Saved entries:

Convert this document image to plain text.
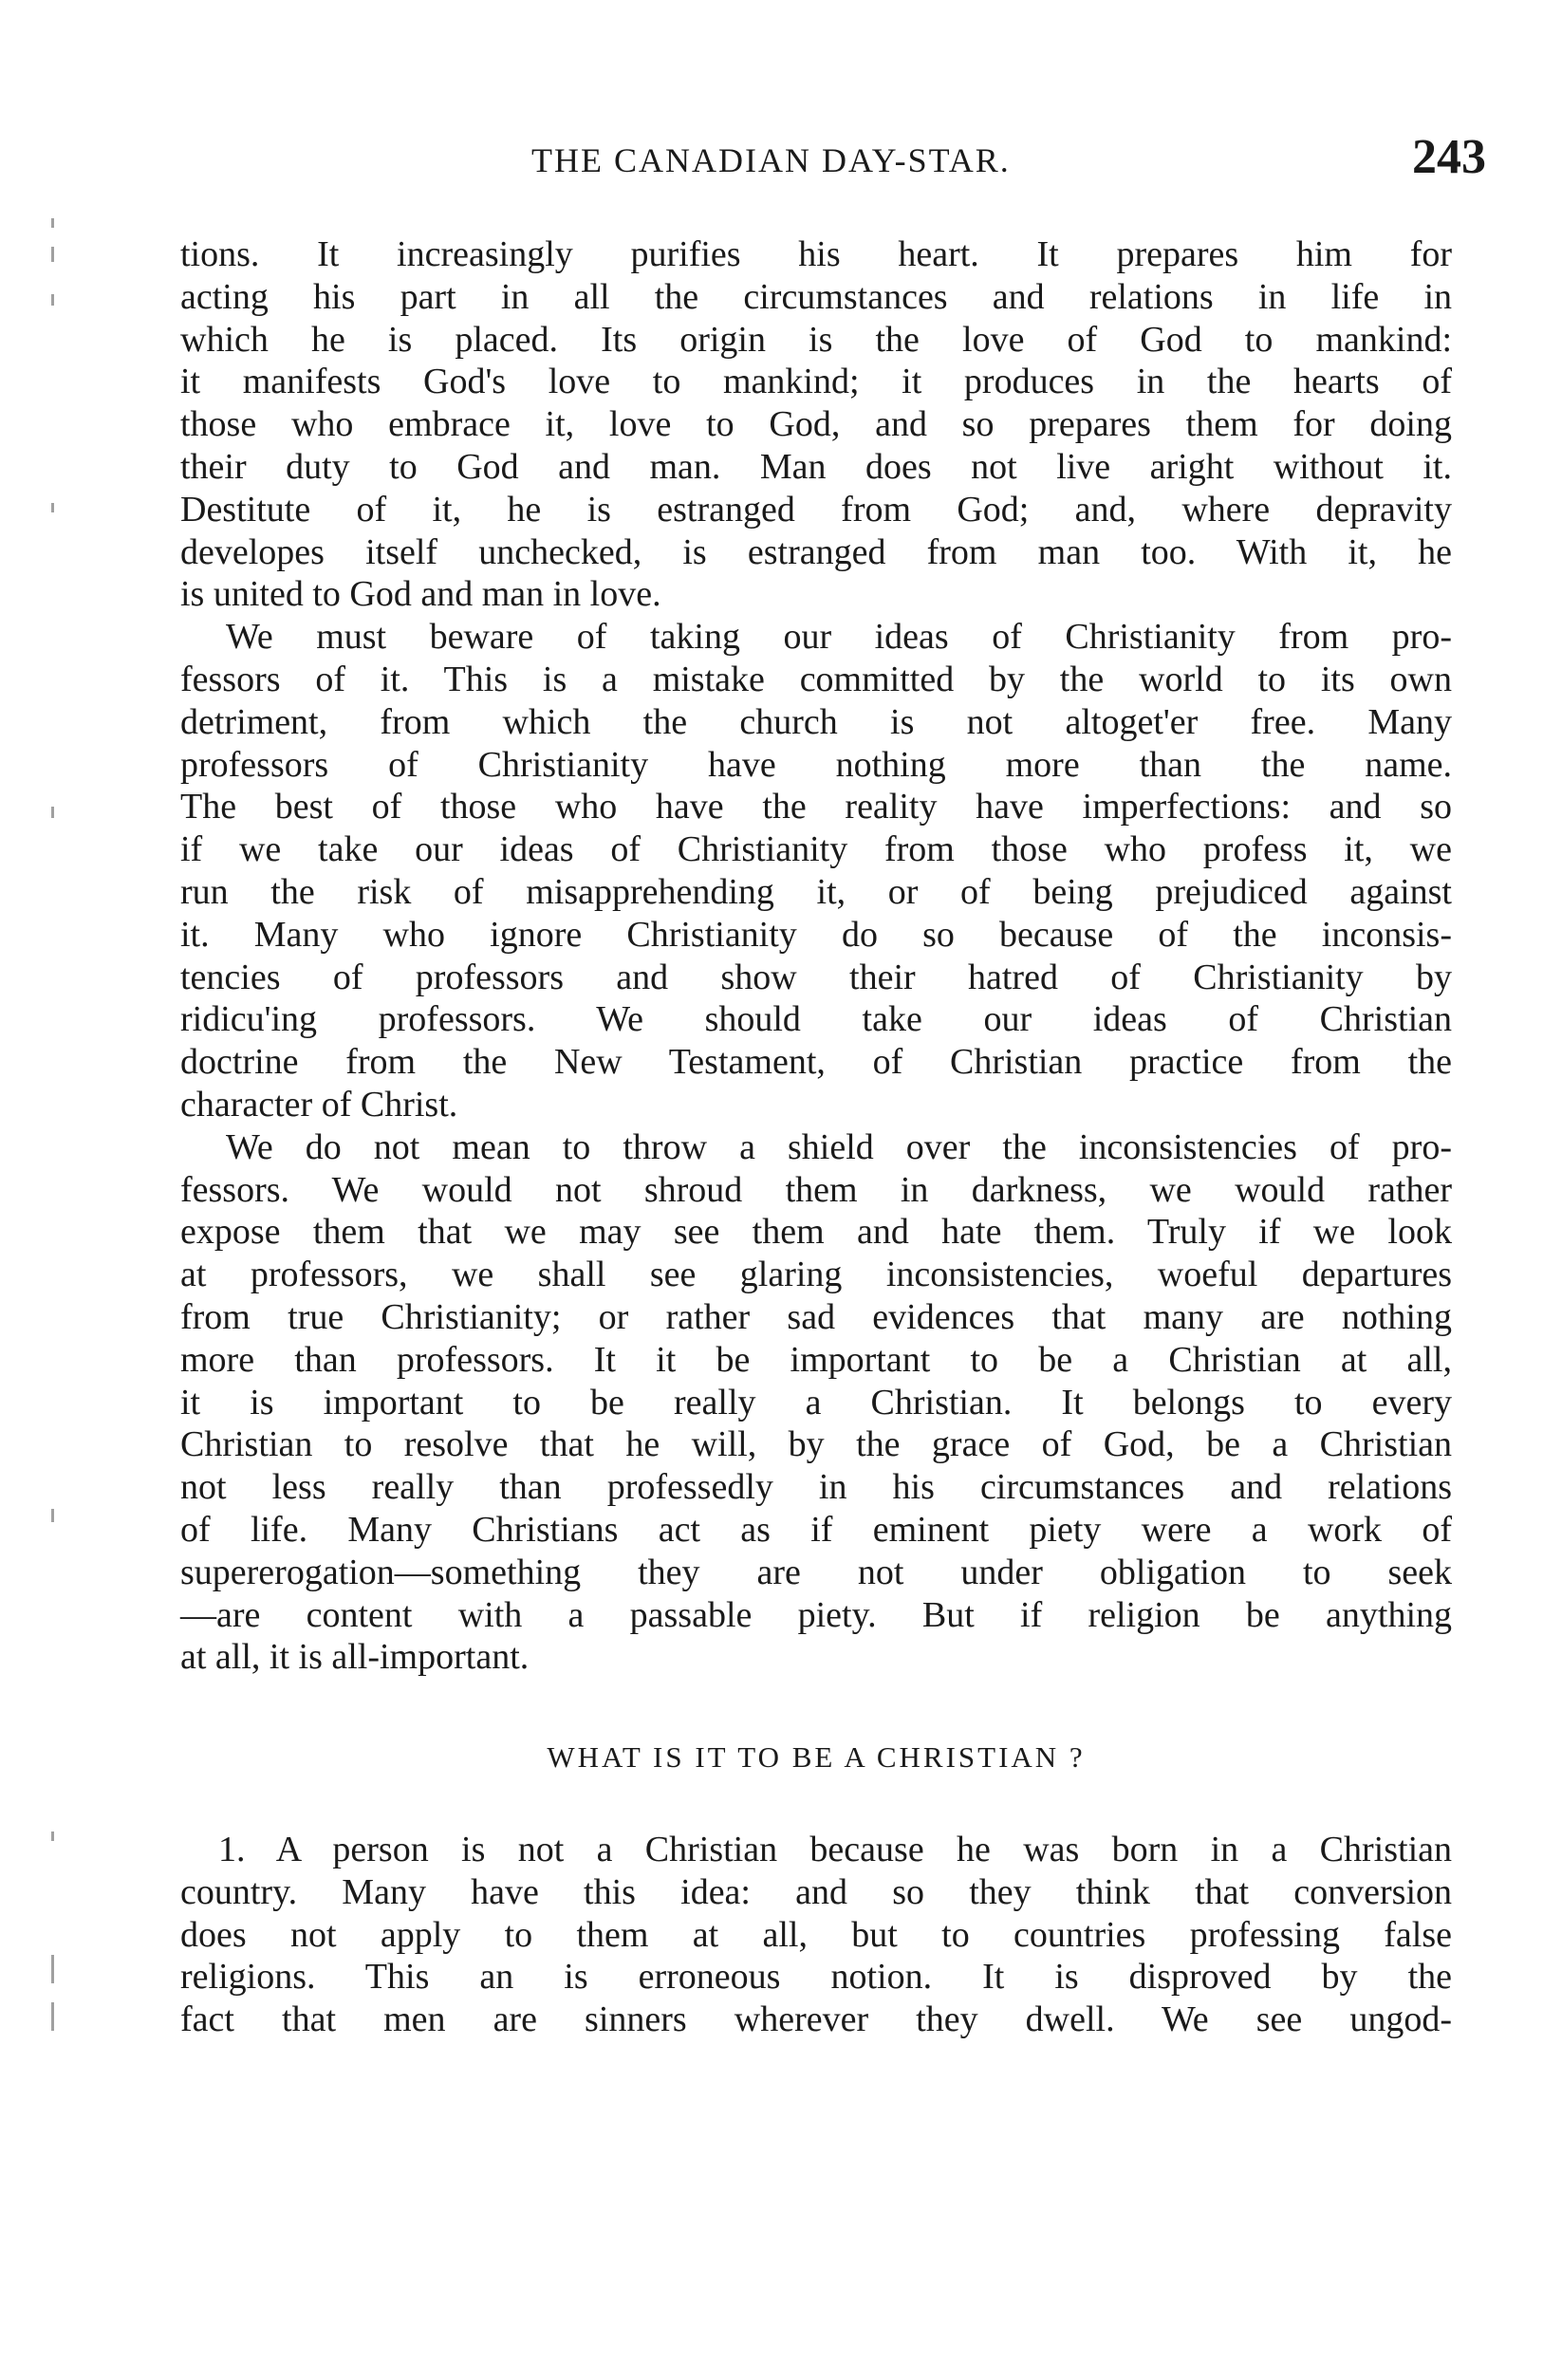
THE CANADIAN DAY-STAR.	243
tions. It increasingly purifies his heart. It prepares him for
acting his part in all the circumstances and relations in life in
which he is placed. Its origin is the love of God to mankind:
it manifests God's love to mankind; it produces in the hearts of
those who embrace it, love to God, and so prepares them for doing
their duty to God and man. Man does not live aright without it.
Destitute of it, he is estranged from God; and, where depravity
developes itself unchecked, is estranged from man too. With it, he
is united to God and man in love.
We must beware of taking our ideas of Christianity from pro-
fessors of it. This is a mistake committed by the world to its own
detriment, from which the church is not altoget'er free. Many
professors of Christianity have nothing more than the name.
The best of those who have the reality have imperfections: and so
if we take our ideas of Christianity from those who profess it, we
run the risk of misapprehending it, or of being prejudiced against
it. Many who ignore Christianity do so because of the inconsis-
tencies of professors and show their hatred of Christianity by
ridicu'ing professors. We should take our ideas of Christian
doctrine from the New Testament, of Christian practice from the
character of Christ.
We do not mean to throw a shield over the inconsistencies of pro-
fessors. We would not shroud them in darkness, we would rather
expose them that we may see them and hate them. Truly if we look
at professors, we shall see glaring inconsistencies, woeful departures
from true Christianity; or rather sad evidences that many are nothing
more than professors. It it be important to be a Christian at all,
it is important to be really a Christian. It belongs to every
Christian to resolve that he will, by the grace of God, be a Christian
not less really than professedly in his circumstances and relations
of life. Many Christians act as if eminent piety were a work of
supererogation—something they are not under obligation to seek
—are content with a passable piety. But if religion be anything
at all, it is all-important.
WHAT IS IT TO BE A CHRISTIAN ?
1. A person is not a Christian because he was born in a Christian
country. Many have this idea: and so they think that conversion
does not apply to them at all, but to countries professing false
religions. This an is erroneous notion. It is disproved by the
fact that men are sinners wherever they dwell. We see ungod-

Problem to work on —
Make a tally of the lines in this data that include the string "love", and answer with that tally alone.

Completed exercise —
4